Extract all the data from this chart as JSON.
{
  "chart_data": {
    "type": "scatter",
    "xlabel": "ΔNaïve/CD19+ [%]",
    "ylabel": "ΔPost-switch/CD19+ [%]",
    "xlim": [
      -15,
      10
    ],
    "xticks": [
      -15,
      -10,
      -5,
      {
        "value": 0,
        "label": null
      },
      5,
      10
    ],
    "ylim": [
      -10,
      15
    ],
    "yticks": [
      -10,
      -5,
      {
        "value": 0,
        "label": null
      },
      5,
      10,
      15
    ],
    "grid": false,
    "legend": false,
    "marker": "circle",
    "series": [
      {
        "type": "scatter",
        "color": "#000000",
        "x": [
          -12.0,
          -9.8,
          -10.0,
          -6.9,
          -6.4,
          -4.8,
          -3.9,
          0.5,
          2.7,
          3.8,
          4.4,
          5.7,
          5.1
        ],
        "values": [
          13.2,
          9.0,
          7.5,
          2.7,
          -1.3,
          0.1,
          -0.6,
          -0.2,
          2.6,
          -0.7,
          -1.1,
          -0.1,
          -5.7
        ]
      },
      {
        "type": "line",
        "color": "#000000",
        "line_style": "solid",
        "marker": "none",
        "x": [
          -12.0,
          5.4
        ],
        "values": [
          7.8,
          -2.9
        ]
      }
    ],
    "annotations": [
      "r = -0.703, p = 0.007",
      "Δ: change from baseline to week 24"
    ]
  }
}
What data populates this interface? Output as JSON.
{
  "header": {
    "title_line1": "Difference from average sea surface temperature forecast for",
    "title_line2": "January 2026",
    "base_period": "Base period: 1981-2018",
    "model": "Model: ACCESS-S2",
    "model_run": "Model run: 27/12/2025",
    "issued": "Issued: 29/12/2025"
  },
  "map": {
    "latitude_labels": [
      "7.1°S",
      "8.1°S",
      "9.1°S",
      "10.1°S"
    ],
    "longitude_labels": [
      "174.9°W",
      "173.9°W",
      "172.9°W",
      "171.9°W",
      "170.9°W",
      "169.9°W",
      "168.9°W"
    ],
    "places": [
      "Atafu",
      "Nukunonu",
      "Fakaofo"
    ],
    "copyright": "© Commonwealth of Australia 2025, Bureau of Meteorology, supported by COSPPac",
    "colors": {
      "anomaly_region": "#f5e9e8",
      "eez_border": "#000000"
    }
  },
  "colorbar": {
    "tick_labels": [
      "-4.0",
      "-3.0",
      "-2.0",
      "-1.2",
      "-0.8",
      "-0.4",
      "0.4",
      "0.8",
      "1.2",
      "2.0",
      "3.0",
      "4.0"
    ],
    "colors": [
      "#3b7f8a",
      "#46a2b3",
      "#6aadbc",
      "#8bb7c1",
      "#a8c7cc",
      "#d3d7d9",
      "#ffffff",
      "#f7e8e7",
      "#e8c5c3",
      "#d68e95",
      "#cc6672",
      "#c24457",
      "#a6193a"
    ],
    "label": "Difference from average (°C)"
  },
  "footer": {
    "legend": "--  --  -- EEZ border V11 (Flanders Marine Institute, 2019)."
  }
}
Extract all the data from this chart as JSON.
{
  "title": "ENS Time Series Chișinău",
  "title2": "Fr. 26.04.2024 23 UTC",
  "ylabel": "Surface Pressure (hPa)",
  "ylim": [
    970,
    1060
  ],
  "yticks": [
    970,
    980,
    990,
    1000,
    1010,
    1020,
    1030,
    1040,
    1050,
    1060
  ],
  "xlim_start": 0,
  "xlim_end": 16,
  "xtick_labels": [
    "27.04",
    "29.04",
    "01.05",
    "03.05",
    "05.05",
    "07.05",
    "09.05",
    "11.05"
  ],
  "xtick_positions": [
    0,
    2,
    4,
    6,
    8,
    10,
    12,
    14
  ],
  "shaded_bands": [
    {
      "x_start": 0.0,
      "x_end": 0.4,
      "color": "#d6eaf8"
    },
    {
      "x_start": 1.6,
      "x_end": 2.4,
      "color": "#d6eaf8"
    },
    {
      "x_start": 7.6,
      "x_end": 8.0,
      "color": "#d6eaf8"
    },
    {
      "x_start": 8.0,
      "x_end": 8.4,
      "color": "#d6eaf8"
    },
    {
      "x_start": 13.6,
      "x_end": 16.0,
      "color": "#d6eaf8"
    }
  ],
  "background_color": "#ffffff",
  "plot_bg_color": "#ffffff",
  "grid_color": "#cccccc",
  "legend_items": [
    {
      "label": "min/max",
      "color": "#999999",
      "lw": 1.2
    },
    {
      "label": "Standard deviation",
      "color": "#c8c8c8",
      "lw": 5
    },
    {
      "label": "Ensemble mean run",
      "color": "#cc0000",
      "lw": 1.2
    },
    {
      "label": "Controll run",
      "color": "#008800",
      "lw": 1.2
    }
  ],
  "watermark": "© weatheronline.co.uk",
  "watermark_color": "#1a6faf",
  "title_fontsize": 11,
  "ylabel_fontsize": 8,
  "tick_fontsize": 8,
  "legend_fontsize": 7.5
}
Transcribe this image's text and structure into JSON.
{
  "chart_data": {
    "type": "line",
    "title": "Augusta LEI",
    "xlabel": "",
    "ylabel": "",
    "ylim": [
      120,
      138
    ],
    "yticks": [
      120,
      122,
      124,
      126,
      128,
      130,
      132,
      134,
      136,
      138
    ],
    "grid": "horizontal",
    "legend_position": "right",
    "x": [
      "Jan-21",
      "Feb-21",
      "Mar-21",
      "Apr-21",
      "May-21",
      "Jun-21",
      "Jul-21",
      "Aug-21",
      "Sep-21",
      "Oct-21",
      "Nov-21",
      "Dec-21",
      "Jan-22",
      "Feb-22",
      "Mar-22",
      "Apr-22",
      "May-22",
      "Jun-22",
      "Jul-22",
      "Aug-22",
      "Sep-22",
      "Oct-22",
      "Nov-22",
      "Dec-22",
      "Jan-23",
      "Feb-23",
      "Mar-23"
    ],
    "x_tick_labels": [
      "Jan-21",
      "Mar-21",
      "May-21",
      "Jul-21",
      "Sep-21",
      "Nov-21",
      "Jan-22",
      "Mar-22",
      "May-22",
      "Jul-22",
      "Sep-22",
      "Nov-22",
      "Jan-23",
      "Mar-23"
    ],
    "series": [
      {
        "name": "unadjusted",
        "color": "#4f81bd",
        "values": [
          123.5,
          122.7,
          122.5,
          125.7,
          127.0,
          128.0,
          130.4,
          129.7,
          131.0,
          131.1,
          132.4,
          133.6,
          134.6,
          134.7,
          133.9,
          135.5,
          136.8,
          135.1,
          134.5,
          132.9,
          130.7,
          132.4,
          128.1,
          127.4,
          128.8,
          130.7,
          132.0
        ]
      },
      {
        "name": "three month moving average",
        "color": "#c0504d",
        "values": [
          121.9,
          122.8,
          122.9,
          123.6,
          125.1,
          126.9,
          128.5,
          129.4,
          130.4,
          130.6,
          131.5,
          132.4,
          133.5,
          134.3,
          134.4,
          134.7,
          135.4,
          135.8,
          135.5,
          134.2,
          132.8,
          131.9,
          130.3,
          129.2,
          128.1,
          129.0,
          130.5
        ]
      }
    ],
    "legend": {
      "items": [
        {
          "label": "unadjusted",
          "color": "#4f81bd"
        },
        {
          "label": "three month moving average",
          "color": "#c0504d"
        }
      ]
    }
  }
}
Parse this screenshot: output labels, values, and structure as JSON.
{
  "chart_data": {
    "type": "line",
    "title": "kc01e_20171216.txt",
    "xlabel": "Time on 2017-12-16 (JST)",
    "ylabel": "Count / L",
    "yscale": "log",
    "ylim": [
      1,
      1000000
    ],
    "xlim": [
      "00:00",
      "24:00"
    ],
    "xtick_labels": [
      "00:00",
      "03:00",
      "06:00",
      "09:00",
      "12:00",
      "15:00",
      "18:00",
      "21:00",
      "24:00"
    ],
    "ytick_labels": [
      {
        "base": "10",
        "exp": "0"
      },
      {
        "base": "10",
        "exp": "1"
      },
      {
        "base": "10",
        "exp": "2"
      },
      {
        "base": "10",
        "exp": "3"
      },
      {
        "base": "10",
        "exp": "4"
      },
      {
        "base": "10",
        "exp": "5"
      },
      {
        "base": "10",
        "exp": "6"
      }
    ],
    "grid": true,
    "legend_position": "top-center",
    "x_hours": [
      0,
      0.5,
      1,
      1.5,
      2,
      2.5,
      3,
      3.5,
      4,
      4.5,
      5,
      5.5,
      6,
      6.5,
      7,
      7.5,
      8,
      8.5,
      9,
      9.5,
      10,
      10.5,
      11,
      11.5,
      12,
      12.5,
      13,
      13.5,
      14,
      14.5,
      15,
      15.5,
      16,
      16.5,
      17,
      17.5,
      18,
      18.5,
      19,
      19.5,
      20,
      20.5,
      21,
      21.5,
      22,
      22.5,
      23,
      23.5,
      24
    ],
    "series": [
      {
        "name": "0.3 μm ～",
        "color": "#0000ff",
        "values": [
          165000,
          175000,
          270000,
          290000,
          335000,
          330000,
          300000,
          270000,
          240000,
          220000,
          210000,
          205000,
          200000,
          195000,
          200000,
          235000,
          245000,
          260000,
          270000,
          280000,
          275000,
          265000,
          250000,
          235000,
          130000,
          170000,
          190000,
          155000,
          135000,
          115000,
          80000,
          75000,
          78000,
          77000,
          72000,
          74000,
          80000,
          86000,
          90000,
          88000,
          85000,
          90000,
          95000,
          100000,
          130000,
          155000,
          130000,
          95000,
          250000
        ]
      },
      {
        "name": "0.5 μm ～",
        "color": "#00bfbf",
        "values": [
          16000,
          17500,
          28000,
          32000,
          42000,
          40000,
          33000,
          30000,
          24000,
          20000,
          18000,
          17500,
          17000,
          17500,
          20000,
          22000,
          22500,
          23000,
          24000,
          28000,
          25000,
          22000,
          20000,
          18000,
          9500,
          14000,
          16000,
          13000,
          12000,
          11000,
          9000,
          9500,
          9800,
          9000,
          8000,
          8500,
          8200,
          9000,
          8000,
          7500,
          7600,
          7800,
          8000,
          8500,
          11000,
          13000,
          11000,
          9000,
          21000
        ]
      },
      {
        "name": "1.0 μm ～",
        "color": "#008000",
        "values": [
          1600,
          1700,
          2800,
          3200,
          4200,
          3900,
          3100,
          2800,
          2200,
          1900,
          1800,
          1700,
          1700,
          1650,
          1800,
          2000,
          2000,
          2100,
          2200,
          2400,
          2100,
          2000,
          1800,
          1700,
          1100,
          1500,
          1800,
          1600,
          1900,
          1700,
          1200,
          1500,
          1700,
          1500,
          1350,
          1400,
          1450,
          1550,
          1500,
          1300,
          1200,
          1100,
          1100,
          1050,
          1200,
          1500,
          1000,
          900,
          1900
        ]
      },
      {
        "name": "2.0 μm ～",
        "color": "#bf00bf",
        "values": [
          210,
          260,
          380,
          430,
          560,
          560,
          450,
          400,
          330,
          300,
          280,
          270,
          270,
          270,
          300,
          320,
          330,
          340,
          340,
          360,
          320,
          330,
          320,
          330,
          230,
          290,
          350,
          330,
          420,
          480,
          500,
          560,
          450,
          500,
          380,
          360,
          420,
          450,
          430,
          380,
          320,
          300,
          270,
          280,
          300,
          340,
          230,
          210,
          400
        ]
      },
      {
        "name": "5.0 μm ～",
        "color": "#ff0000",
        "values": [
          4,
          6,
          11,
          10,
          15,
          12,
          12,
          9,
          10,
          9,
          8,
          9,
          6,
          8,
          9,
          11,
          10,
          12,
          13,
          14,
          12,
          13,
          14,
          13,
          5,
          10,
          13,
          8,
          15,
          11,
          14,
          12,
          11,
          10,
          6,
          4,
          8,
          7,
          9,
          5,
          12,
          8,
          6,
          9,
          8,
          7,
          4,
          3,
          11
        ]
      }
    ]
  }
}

—————

The problem >>
Please list every line of the records that contains "month".

Output >>
        "name": "three month moving average",
          "label": "three month moving average",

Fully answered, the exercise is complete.